#### Dataset rows
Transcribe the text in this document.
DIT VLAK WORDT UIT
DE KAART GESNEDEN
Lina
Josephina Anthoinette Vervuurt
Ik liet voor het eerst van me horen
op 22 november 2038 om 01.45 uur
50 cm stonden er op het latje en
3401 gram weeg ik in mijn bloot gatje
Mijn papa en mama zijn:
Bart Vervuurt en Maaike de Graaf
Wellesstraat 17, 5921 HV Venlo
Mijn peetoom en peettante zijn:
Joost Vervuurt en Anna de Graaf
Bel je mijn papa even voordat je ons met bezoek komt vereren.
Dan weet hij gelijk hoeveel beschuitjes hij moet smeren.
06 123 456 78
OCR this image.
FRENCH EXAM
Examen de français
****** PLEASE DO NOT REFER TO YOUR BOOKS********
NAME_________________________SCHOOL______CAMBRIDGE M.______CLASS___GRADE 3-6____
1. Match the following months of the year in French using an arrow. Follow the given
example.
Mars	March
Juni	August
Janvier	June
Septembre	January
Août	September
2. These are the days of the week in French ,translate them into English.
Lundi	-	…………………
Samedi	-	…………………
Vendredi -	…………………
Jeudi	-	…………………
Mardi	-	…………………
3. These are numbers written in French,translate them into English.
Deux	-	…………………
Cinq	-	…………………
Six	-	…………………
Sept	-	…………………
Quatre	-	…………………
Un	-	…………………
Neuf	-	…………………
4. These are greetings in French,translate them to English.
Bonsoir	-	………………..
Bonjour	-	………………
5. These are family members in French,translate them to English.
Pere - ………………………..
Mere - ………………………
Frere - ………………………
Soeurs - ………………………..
########
Exercise directions =>
Transcribe the data above in full, exactly.

Answer to the task =>
Transcribe the text in this document.
DIT VLAK WORDT UIT
DE KAART GESNEDEN
Lina
Josephina Anthoinette Vervuurt
Ik liet voor het eerst van me horen
op 22 november 2038 om 01.45 uur
50 cm stonden er op het latje en
3401 gram weeg ik in mijn bloot gatje
Mijn papa en mama zijn:
Bart Vervuurt en Maaike de Graaf
Wellesstraat 17, 5921 HV Venlo
Mijn peetoom en peettante zijn:
Joost Vervuurt en Anna de Graaf
Bel je mijn papa even voordat je ons met bezoek komt vereren.
Dan weet hij gelijk hoeveel beschuitjes hij moet smeren.
06 123 456 78
OCR this image.
FRENCH EXAM
Examen de français
****** PLEASE DO NOT REFER TO YOUR BOOKS********
NAME_________________________SCHOOL______CAMBRIDGE M.______CLASS___GRADE 3-6____
1. Match the following months of the year in French using an arrow. Follow the given
example.
Mars	March
Juni	August
Janvier	June
Septembre	January
Août	September
2. These are the days of the week in French ,translate them into English.
Lundi	-	…………………
Samedi	-	…………………
Vendredi -	…………………
Jeudi	-	…………………
Mardi	-	…………………
3. These are numbers written in French,translate them into English.
Deux	-	…………………
Cinq	-	…………………
Six	-	…………………
Sept	-	…………………
Quatre	-	…………………
Un	-	…………………
Neuf	-	…………………
4. These are greetings in French,translate them to English.
Bonsoir	-	………………..
Bonjour	-	………………
5. These are family members in French,translate them to English.
Pere - ………………………..
Mere - ………………………
Frere - ………………………
Soeurs - ………………………..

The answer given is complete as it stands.